**Problem details:** Copy the material that follows word for word and omit its pictures.

....................

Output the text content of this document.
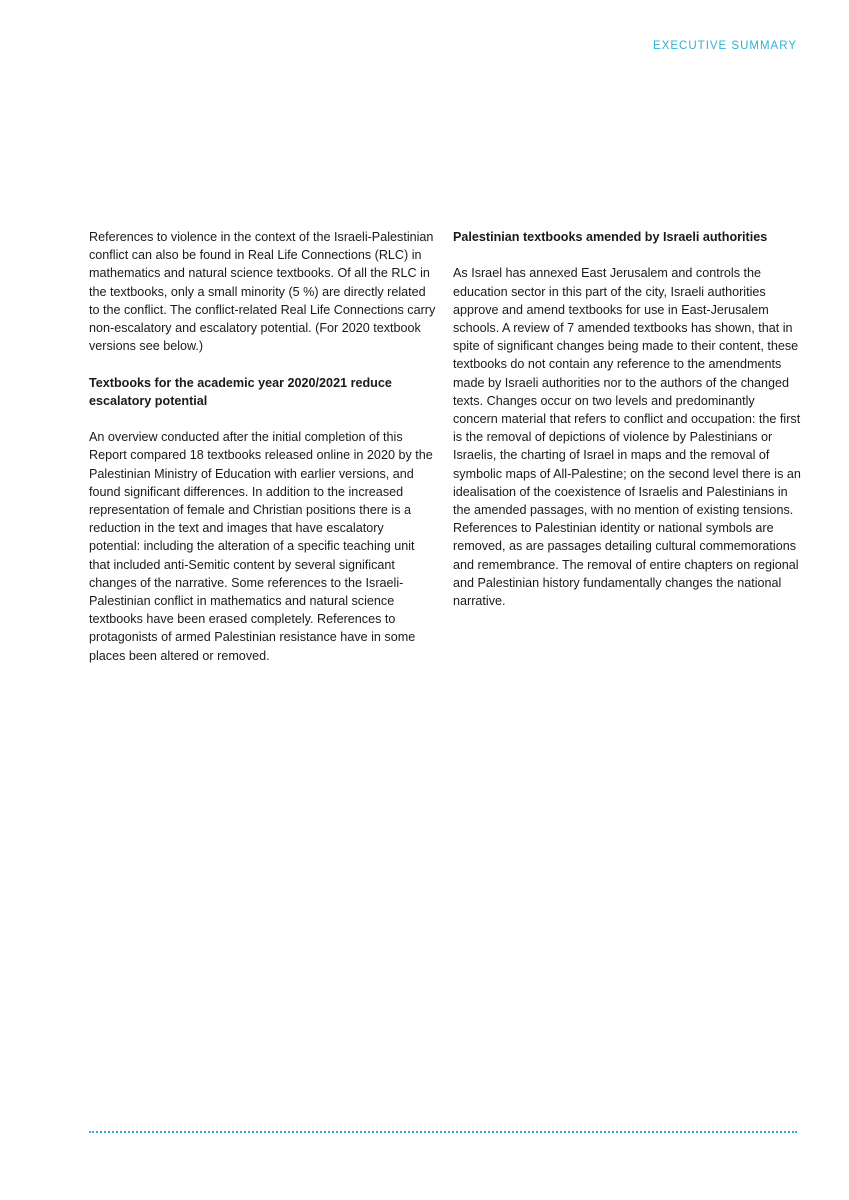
EXECUTIVE SUMMARY

References to violence in the context of the Israeli-Palestinian conflict can also be found in Real Life Connections (RLC) in mathematics and natural science textbooks. Of all the RLC in the textbooks, only a small minority (5 %) are directly related to the conflict. The conflict-related Real Life Connections carry non-escalatory and escalatory potential. (For 2020 textbook versions see below.)

Textbooks for the academic year 2020/2021 reduce escalatory potential

An overview conducted after the initial completion of this Report compared 18 textbooks released online in 2020 by the Palestinian Ministry of Education with earlier versions, and found significant differences. In addition to the increased representation of female and Christian positions there is a reduction in the text and images that have escalatory potential: including the alteration of a specific teaching unit that included anti-Semitic content by several significant changes of the narrative. Some references to the Israeli-Palestinian conflict in mathematics and natural science textbooks have been erased completely. References to protagonists of armed Palestinian resistance have in some places been altered or removed.

Palestinian textbooks amended by Israeli authorities

As Israel has annexed East Jerusalem and controls the education sector in this part of the city, Israeli authorities approve and amend textbooks for use in East-Jerusalem schools. A review of 7 amended textbooks has shown, that in spite of significant changes being made to their content, these textbooks do not contain any reference to the amendments made by Israeli authorities nor to the authors of the changed texts. Changes occur on two levels and predominantly concern material that refers to conflict and occupation: the first is the removal of depictions of violence by Palestinians or Israelis, the charting of Israel in maps and the removal of symbolic maps of All-Palestine; on the second level there is an idealisation of the coexistence of Israelis and Palestinians in the amended passages, with no mention of existing tensions. References to Palestinian identity or national symbols are removed, as are passages detailing cultural commemorations and remembrance. The removal of entire chapters on regional and Palestinian history fundamentally changes the national narrative.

....................

**Result for this task:**
Output the text content of this document.
EXECUTIVE SUMMARY

References to violence in the context of the Israeli-Palestinian conflict can also be found in Real Life Connections (RLC) in mathematics and natural science textbooks. Of all the RLC in the textbooks, only a small minority (5 %) are directly related to the conflict. The conflict-related Real Life Connections carry non-escalatory and escalatory potential. (For 2020 textbook versions see below.)

Textbooks for the academic year 2020/2021 reduce escalatory potential

An overview conducted after the initial completion of this Report compared 18 textbooks released online in 2020 by the Palestinian Ministry of Education with earlier versions, and found significant differences. In addition to the increased representation of female and Christian positions there is a reduction in the text and images that have escalatory potential: including the alteration of a specific teaching unit that included anti-Semitic content by several significant changes of the narrative. Some references to the Israeli-Palestinian conflict in mathematics and natural science textbooks have been erased completely. References to protagonists of armed Palestinian resistance have in some places been altered or removed.

Palestinian textbooks amended by Israeli authorities

As Israel has annexed East Jerusalem and controls the education sector in this part of the city, Israeli authorities approve and amend textbooks for use in East-Jerusalem schools. A review of 7 amended textbooks has shown, that in spite of significant changes being made to their content, these textbooks do not contain any reference to the amendments made by Israeli authorities nor to the authors of the changed texts. Changes occur on two levels and predominantly concern material that refers to conflict and occupation: the first is the removal of depictions of violence by Palestinians or Israelis, the charting of Israel in maps and the removal of symbolic maps of All-Palestine; on the second level there is an idealisation of the coexistence of Israelis and Palestinians in the amended passages, with no mention of existing tensions. References to Palestinian identity or national symbols are removed, as are passages detailing cultural commemorations and remembrance. The removal of entire chapters on regional and Palestinian history fundamentally changes the national narrative.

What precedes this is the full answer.